● **Requirement**
Please copy the excerpt on STEM and the humanities, starting with "In this context, there" and going on through "message is existential.", and swap "North Dakota Quarterly" for "a small literary review".

* begin Source extract *

The language of these priorities and expectations are well known. Many in the public sphere view the humanities and arts as inefficient, antiquated, or a luxury, despite the emergence of a somewhat disappointing (and perhaps ineffectual) counter-discourse that argues for the economic importance of the humanities. The argument follows that STEM fields with their sometimes overtly vocational goals represent a more efficient way to address the economic needs of our communities and, as a result, a better use for limited public funds. Moreover, public support for these fields should represents an investment in the future as an emphasis on STEM fields parallels student interest in these economically productive disciplines (and students and tuition dollars will follow), the emphasis on STEM should also attract support from the private sector and federal grants.

A secondary challenge, and on that is of more interest to me, is to make the rise of STEM in higher education appear to be the result of market competition within the institution. This allows administrators to tout and stakeholders to recognize the synchronization between market efficiencies within and outside of these institutions. The rise of STEM fields, for example, allows higher education administrators to point to the efficiency of their institutions because ultimately the same results suggest the same internal mechanisms. This involves a certain, and conspicuous amount of dissimulation, particularly as universities attempt the dual move of shifting to support fields that the public expects to be market driven priorities and demonstrating that market priorities and methods produced these results internally. The former ensures stakeholders – particularly in the legislatures – that universities are responding to external market forces and doing so in a way that also embodies internal market efficiencies. 

Elsewhere I’ve called this move replacing the university as a knowledge factory – based on the historical affinities between university curricula and the assembly line (well described by Louis Menand) – to the university as billboard. The university as billboard represents the growing desire to demonstrate to the public that universities are responsive institutions to market forces and have internalized the values of the marketplace. The university as billboard reassures an anxious public (or at least a certain sector of stakeholders) both that the university is an efficient institution deserving of the continued investment of resources and that public resources will attract outside investment through tuition, grants, and private donor contributions. 

In this context, there is little room for a public humanities quarterly because it does little to reinforce public view of higher education which expects it to align with their own understanding of market forces shaping public (and private) institutions. If the university is a billboard, then, something like North Dakota Quarterly is a distraction. The priority both internally and externally is to stay on message and on strategy, and if we take the logic of the market to its natural conclusion, the risk of straying from the message is existential.

* end Source extract *
* begin Collected material *

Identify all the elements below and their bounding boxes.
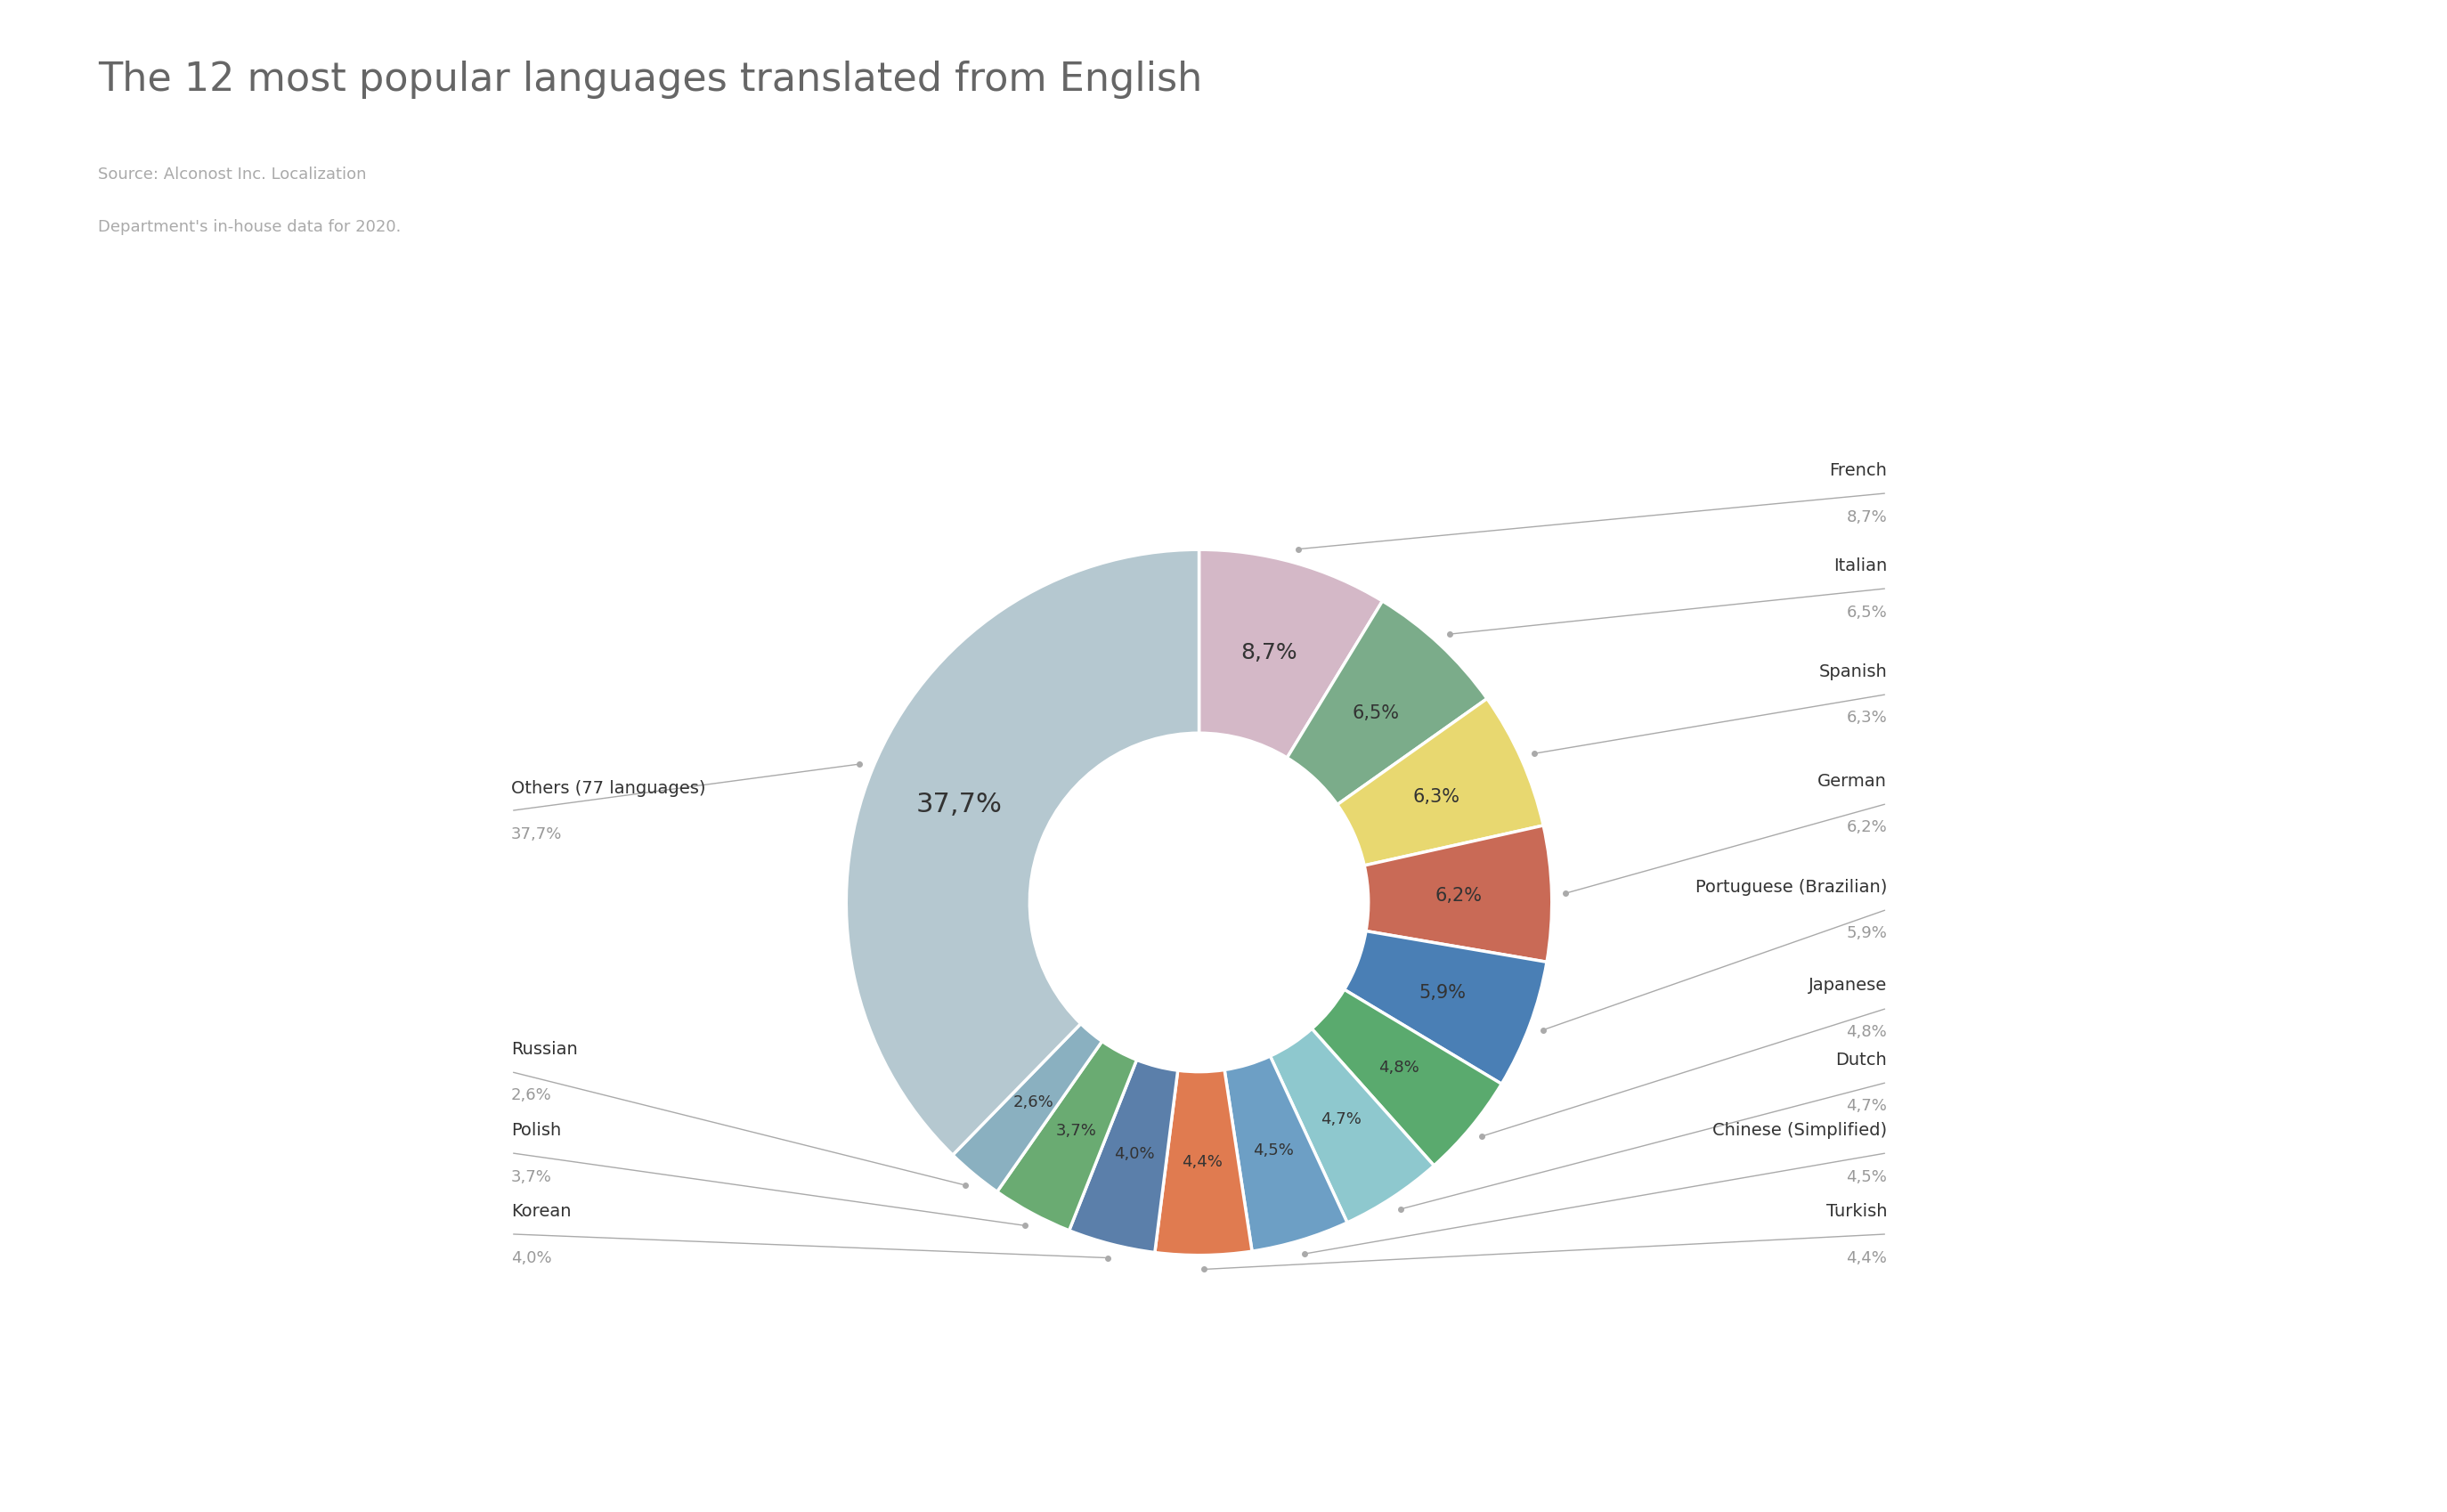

* end Collected material *

● **The completed task**
In this context, there is little room for a public humanities quarterly because it does little to reinforce public view of higher education which expects it to align with their own understanding of market forces shaping public (and private) institutions. If the university is a billboard, then, something like a small literary review is a distraction. The priority both internally and externally is to stay on message and on strategy, and if we take the logic of the market to its natural conclusion, the risk of straying from the message is existential.